> **What to work on**: Do not copy the pictures; transcribe all other material exactly.

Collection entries
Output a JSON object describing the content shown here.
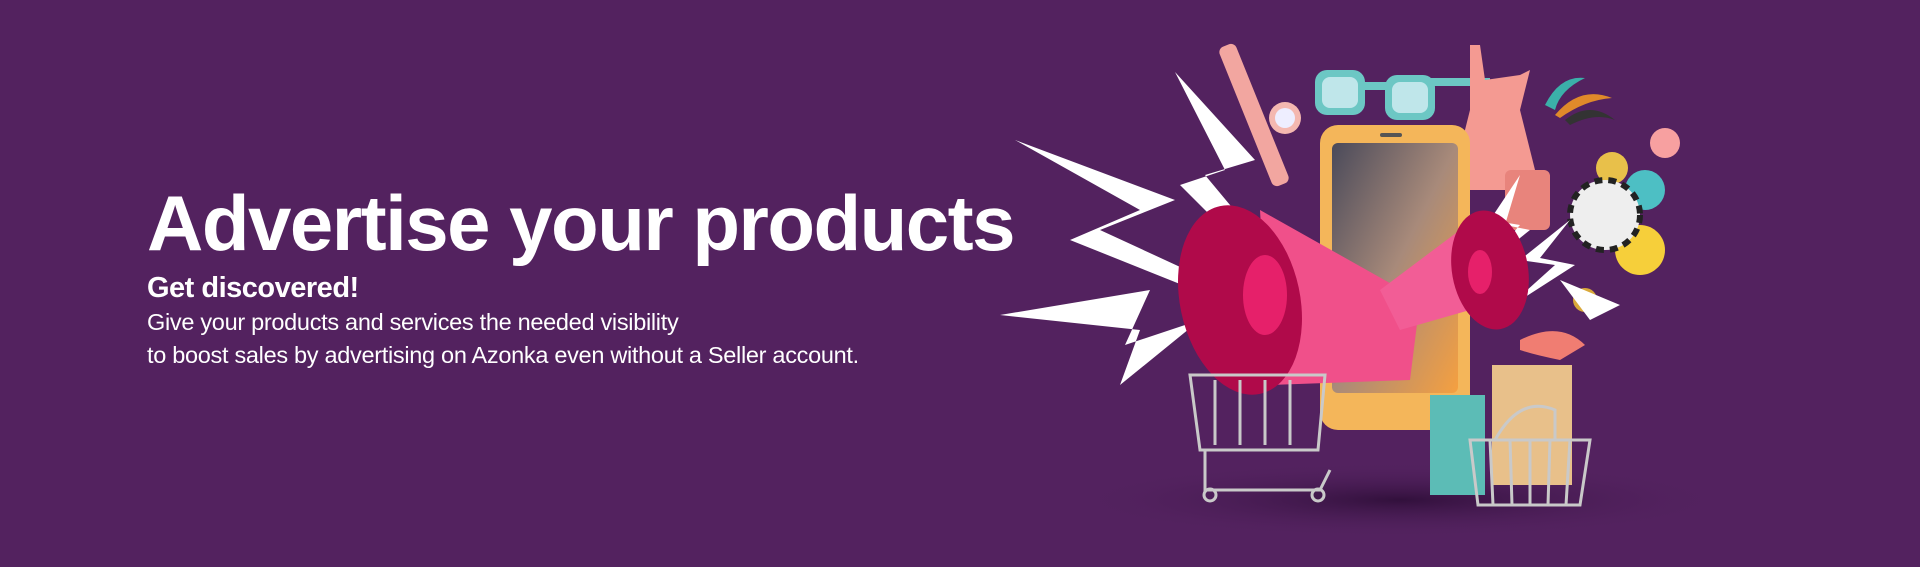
{
  "banner": {
    "title": "Advertise your products",
    "subtitle": "Get discovered!",
    "body_line1": "Give your products and services the needed visibility",
    "body_line2": "to boost sales by advertising on Azonka even without a Seller account.",
    "background_color": "#53225f",
    "illustration": "megaphones-phone-shopping-items"
  }
}
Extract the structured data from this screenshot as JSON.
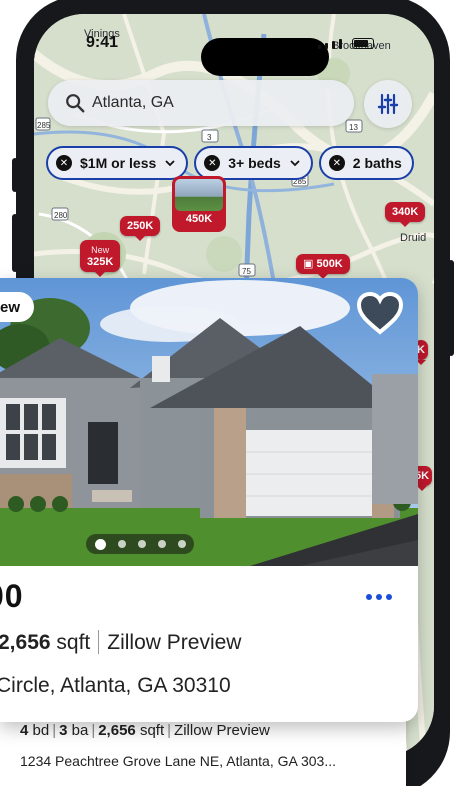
{
  "status": {
    "time": "9:41"
  },
  "map": {
    "labels": [
      "Vinings",
      "Brookhaven",
      "Druid"
    ],
    "route_shields": [
      "285",
      "3",
      "13",
      "285",
      "280",
      "75"
    ],
    "pins": [
      {
        "label": "250K"
      },
      {
        "label": "450K"
      },
      {
        "label": "325K",
        "tag": "New"
      },
      {
        "label": "500K",
        "icon": "3d-tour-icon"
      },
      {
        "label": "340K"
      },
      {
        "label": "K"
      },
      {
        "label": "5K"
      }
    ]
  },
  "search": {
    "value": "Atlanta, GA"
  },
  "filters": [
    {
      "label": "$1M or less"
    },
    {
      "label": "3+ beds"
    },
    {
      "label": "2 baths"
    }
  ],
  "listing": {
    "badge": "ew",
    "price": "00",
    "sqft_value": "2,656",
    "sqft_unit": "sqft",
    "source": "Zillow Preview",
    "address": "Circle, Atlanta, GA 30310",
    "photo_count": 5,
    "active_photo": 0
  },
  "next_listing": {
    "beds_value": "4",
    "beds_unit": "bd",
    "baths_value": "3",
    "baths_unit": "ba",
    "sqft_value": "2,656",
    "sqft_unit": "sqft",
    "source": "Zillow Preview",
    "address": "1234 Peachtree Grove Lane NE, Atlanta, GA 303..."
  },
  "colors": {
    "pin": "#c0192c",
    "accent": "#1b3fa8",
    "more": "#1b4fd8"
  }
}
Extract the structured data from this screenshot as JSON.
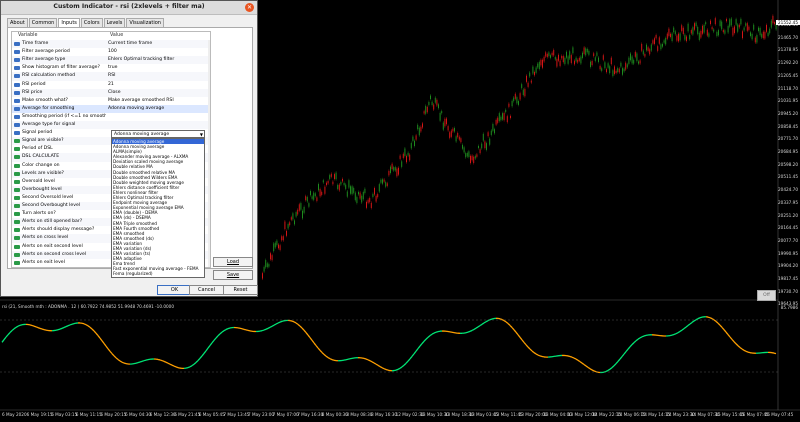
{
  "dialog": {
    "title": "Custom Indicator - rsi (2xlevels + filter ma)",
    "close_icon": "close-icon",
    "tabs": [
      "About",
      "Common",
      "Inputs",
      "Colors",
      "Levels",
      "Visualization"
    ],
    "active_tab": "Inputs",
    "columns": {
      "variable": "Variable",
      "value": "Value"
    },
    "rows": [
      {
        "label": "Time frame",
        "value": "Current time frame"
      },
      {
        "label": "Filter average period",
        "value": "100"
      },
      {
        "label": "Filter average type",
        "value": "Ehlers Optimal tracking filter"
      },
      {
        "label": "Show histogram of filter average?",
        "value": "true"
      },
      {
        "label": "RSI calculation method",
        "value": "RSI"
      },
      {
        "label": "RSI period",
        "value": "21"
      },
      {
        "label": "RSI price",
        "value": "Close"
      },
      {
        "label": "Make smooth what?",
        "value": "Make average smoothed RSI"
      },
      {
        "label": "Average for smoothing",
        "value": "Adonna moving average"
      },
      {
        "label": "Smoothing period (if <=1 no smooth...",
        "value": ""
      },
      {
        "label": "Average type for signal",
        "value": ""
      },
      {
        "label": "Signal period",
        "value": ""
      },
      {
        "label": "Signal are visible?",
        "value": ""
      },
      {
        "label": "Period of DSL",
        "value": ""
      },
      {
        "label": "DSL CALCULATE",
        "value": ""
      },
      {
        "label": "Color change on",
        "value": ""
      },
      {
        "label": "Levels are visible?",
        "value": ""
      },
      {
        "label": "Oversold level",
        "value": ""
      },
      {
        "label": "Overbought level",
        "value": ""
      },
      {
        "label": "Second Oversold level",
        "value": ""
      },
      {
        "label": "Second Overbought level",
        "value": ""
      },
      {
        "label": "Turn alerts on?",
        "value": ""
      },
      {
        "label": "Alerts on still opened bar?",
        "value": ""
      },
      {
        "label": "Alerts should display message?",
        "value": ""
      },
      {
        "label": "Alerts on  cross level",
        "value": ""
      },
      {
        "label": "Alerts on exit second level",
        "value": ""
      },
      {
        "label": "Alerts on second cross level",
        "value": ""
      },
      {
        "label": "Alerts on exit level",
        "value": ""
      },
      {
        "label": "Alerts should send email?",
        "value": ""
      }
    ],
    "selected_row_index": 8,
    "combo_value": "Adonna moving average",
    "dropdown_options": [
      "Adonna moving average",
      "Adonna moving average",
      "ALMA(simple)",
      "Alexander moving average - ALXMA",
      "Deviation scaled moving average",
      "Double relative MA",
      "Double smoothed relative MA",
      "Double smoothed Wilders EMA",
      "Double weighted moving average",
      "Ehlers distance coefficient filter",
      "Ehlers nonlinear filter",
      "Ehlers Optimal tracking filter",
      "Endpoint moving average",
      "Exponential moving average EMA",
      "EMA (double) - DEMA",
      "EMA (ds) - DSEMA",
      "EMA Triple smoothed",
      "EMA Fourth smoothed",
      "EMA smoothed",
      "EMA smoothed (ds)",
      "EMA variation",
      "EMA variation (ds)",
      "EMA variation (ts)",
      "EMA adaptive",
      "Ema trend",
      "Fast exponential moving average - FEMA",
      "Fema (regularized)",
      "FEMA (double) - DFEMA",
      "FEMA (ds) DSFEMA",
      "FEMA Triple smoothed"
    ],
    "selected_option_index": 0,
    "buttons": {
      "load": "Load",
      "save": "Save",
      "ok": "OK",
      "cancel": "Cancel",
      "reset": "Reset"
    }
  },
  "chart": {
    "price_labels": [
      "21552.45",
      "21465.70",
      "21378.95",
      "21292.20",
      "21205.45",
      "21118.70",
      "21031.95",
      "20945.20",
      "20858.45",
      "20771.70",
      "20684.95",
      "20598.20",
      "20511.45",
      "20424.70",
      "20337.95",
      "20251.20",
      "20164.45",
      "20077.70",
      "19990.95",
      "19904.20",
      "19817.45",
      "19730.70",
      "19643.95"
    ],
    "current_price": "21552.45",
    "off_button": "Off",
    "oscillator_title": "rsi (21, Smooth mth : ADONMA . 12 ) 60.7922 74.9852 51.9948 70.4691 -10.0000",
    "oscillator_level": "85.7986",
    "time_labels": [
      "6 May 2020",
      "6 May 19:15",
      "6 May 03:15",
      "6 May 11:15",
      "6 May 20:15",
      "6 May 04:30",
      "6 May 12:30",
      "6 May 21:45",
      "6 May 05:45",
      "7 May 13:45",
      "7 May 23:00",
      "7 May 07:00",
      "7 May 16:30",
      "8 May 00:30",
      "8 May 08:30",
      "8 May 16:30",
      "12 May 02:30",
      "13 May 10:30",
      "13 May 18:30",
      "13 May 03:45",
      "13 May 11:45",
      "13 May 20:00",
      "13 May 04:00",
      "13 May 12:00",
      "14 May 22:15",
      "14 May 06:15",
      "14 May 14:15",
      "14 May 23:30",
      "14 May 07:30",
      "15 May 15:45",
      "16 May 07:45",
      "16 May 07:45"
    ],
    "colors": {
      "bull": "#1e8c1e",
      "bear": "#d41616",
      "osc_up": "#00e676",
      "osc_down": "#ffa000"
    }
  }
}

> **Final answer**:
Output a JSON object describing the content shown here.
{
  "banner": {
    "title": "Advertise your products",
    "subtitle": "Get discovered!",
    "body_line1": "Give your products and services the needed visibility",
    "body_line2": "to boost sales by advertising on Azonka even without a Seller account.",
    "background_color": "#53225f",
    "illustration": "megaphones-phone-shopping-items"
  }
}
Extract the structured data from this screenshot as JSON.
{
  "status": {
    "time": "9:41"
  },
  "map": {
    "labels": [
      "Vinings",
      "Brookhaven",
      "Druid"
    ],
    "route_shields": [
      "285",
      "3",
      "13",
      "285",
      "280",
      "75"
    ],
    "pins": [
      {
        "label": "250K"
      },
      {
        "label": "450K"
      },
      {
        "label": "325K",
        "tag": "New"
      },
      {
        "label": "500K",
        "icon": "3d-tour-icon"
      },
      {
        "label": "340K"
      },
      {
        "label": "K"
      },
      {
        "label": "5K"
      }
    ]
  },
  "search": {
    "value": "Atlanta, GA"
  },
  "filters": [
    {
      "label": "$1M or less"
    },
    {
      "label": "3+ beds"
    },
    {
      "label": "2 baths"
    }
  ],
  "listing": {
    "badge": "ew",
    "price": "00",
    "sqft_value": "2,656",
    "sqft_unit": "sqft",
    "source": "Zillow Preview",
    "address": "Circle, Atlanta, GA 30310",
    "photo_count": 5,
    "active_photo": 0
  },
  "next_listing": {
    "beds_value": "4",
    "beds_unit": "bd",
    "baths_value": "3",
    "baths_unit": "ba",
    "sqft_value": "2,656",
    "sqft_unit": "sqft",
    "source": "Zillow Preview",
    "address": "1234 Peachtree Grove Lane NE, Atlanta, GA 303..."
  },
  "colors": {
    "pin": "#c0192c",
    "accent": "#1b3fa8",
    "more": "#1b4fd8"
  }
}
Extract the structured data from this screenshot as JSON.
{
  "dialog": {
    "title": "Custom Indicator - rsi (2xlevels + filter ma)",
    "close_icon": "close-icon",
    "tabs": [
      "About",
      "Common",
      "Inputs",
      "Colors",
      "Levels",
      "Visualization"
    ],
    "active_tab": "Inputs",
    "columns": {
      "variable": "Variable",
      "value": "Value"
    },
    "rows": [
      {
        "label": "Time frame",
        "value": "Current time frame"
      },
      {
        "label": "Filter average period",
        "value": "100"
      },
      {
        "label": "Filter average type",
        "value": "Ehlers Optimal tracking filter"
      },
      {
        "label": "Show histogram of filter average?",
        "value": "true"
      },
      {
        "label": "RSI calculation method",
        "value": "RSI"
      },
      {
        "label": "RSI period",
        "value": "21"
      },
      {
        "label": "RSI price",
        "value": "Close"
      },
      {
        "label": "Make smooth what?",
        "value": "Make average smoothed RSI"
      },
      {
        "label": "Average for smoothing",
        "value": "Adonna moving average"
      },
      {
        "label": "Smoothing period (if <=1 no smooth...",
        "value": ""
      },
      {
        "label": "Average type for signal",
        "value": ""
      },
      {
        "label": "Signal period",
        "value": ""
      },
      {
        "label": "Signal are visible?",
        "value": ""
      },
      {
        "label": "Period of DSL",
        "value": ""
      },
      {
        "label": "DSL CALCULATE",
        "value": ""
      },
      {
        "label": "Color change on",
        "value": ""
      },
      {
        "label": "Levels are visible?",
        "value": ""
      },
      {
        "label": "Oversold level",
        "value": ""
      },
      {
        "label": "Overbought level",
        "value": ""
      },
      {
        "label": "Second Oversold level",
        "value": ""
      },
      {
        "label": "Second Overbought level",
        "value": ""
      },
      {
        "label": "Turn alerts on?",
        "value": ""
      },
      {
        "label": "Alerts on still opened bar?",
        "value": ""
      },
      {
        "label": "Alerts should display message?",
        "value": ""
      },
      {
        "label": "Alerts on  cross level",
        "value": ""
      },
      {
        "label": "Alerts on exit second level",
        "value": ""
      },
      {
        "label": "Alerts on second cross level",
        "value": ""
      },
      {
        "label": "Alerts on exit level",
        "value": ""
      },
      {
        "label": "Alerts should send email?",
        "value": ""
      }
    ],
    "selected_row_index": 8,
    "combo_value": "Adonna moving average",
    "dropdown_options": [
      "Adonna moving average",
      "Adonna moving average",
      "ALMA(simple)",
      "Alexander moving average - ALXMA",
      "Deviation scaled moving average",
      "Double relative MA",
      "Double smoothed relative MA",
      "Double smoothed Wilders EMA",
      "Double weighted moving average",
      "Ehlers distance coefficient filter",
      "Ehlers nonlinear filter",
      "Ehlers Optimal tracking filter",
      "Endpoint moving average",
      "Exponential moving average EMA",
      "EMA (double) - DEMA",
      "EMA (ds) - DSEMA",
      "EMA Triple smoothed",
      "EMA Fourth smoothed",
      "EMA smoothed",
      "EMA smoothed (ds)",
      "EMA variation",
      "EMA variation (ds)",
      "EMA variation (ts)",
      "EMA adaptive",
      "Ema trend",
      "Fast exponential moving average - FEMA",
      "Fema (regularized)",
      "FEMA (double) - DFEMA",
      "FEMA (ds) DSFEMA",
      "FEMA Triple smoothed"
    ],
    "selected_option_index": 0,
    "buttons": {
      "load": "Load",
      "save": "Save",
      "ok": "OK",
      "cancel": "Cancel",
      "reset": "Reset"
    }
  },
  "chart": {
    "price_labels": [
      "21552.45",
      "21465.70",
      "21378.95",
      "21292.20",
      "21205.45",
      "21118.70",
      "21031.95",
      "20945.20",
      "20858.45",
      "20771.70",
      "20684.95",
      "20598.20",
      "20511.45",
      "20424.70",
      "20337.95",
      "20251.20",
      "20164.45",
      "20077.70",
      "19990.95",
      "19904.20",
      "19817.45",
      "19730.70",
      "19643.95"
    ],
    "current_price": "21552.45",
    "off_button": "Off",
    "oscillator_title": "rsi (21, Smooth mth : ADONMA . 12 ) 60.7922 74.9852 51.9948 70.4691 -10.0000",
    "oscillator_level": "85.7986",
    "time_labels": [
      "6 May 2020",
      "6 May 19:15",
      "6 May 03:15",
      "6 May 11:15",
      "6 May 20:15",
      "6 May 04:30",
      "6 May 12:30",
      "6 May 21:45",
      "6 May 05:45",
      "7 May 13:45",
      "7 May 23:00",
      "7 May 07:00",
      "7 May 16:30",
      "8 May 00:30",
      "8 May 08:30",
      "8 May 16:30",
      "12 May 02:30",
      "13 May 10:30",
      "13 May 18:30",
      "13 May 03:45",
      "13 May 11:45",
      "13 May 20:00",
      "13 May 04:00",
      "13 May 12:00",
      "14 May 22:15",
      "14 May 06:15",
      "14 May 14:15",
      "14 May 23:30",
      "14 May 07:30",
      "15 May 15:45",
      "16 May 07:45",
      "16 May 07:45"
    ],
    "colors": {
      "bull": "#1e8c1e",
      "bear": "#d41616",
      "osc_up": "#00e676",
      "osc_down": "#ffa000"
    }
  }
}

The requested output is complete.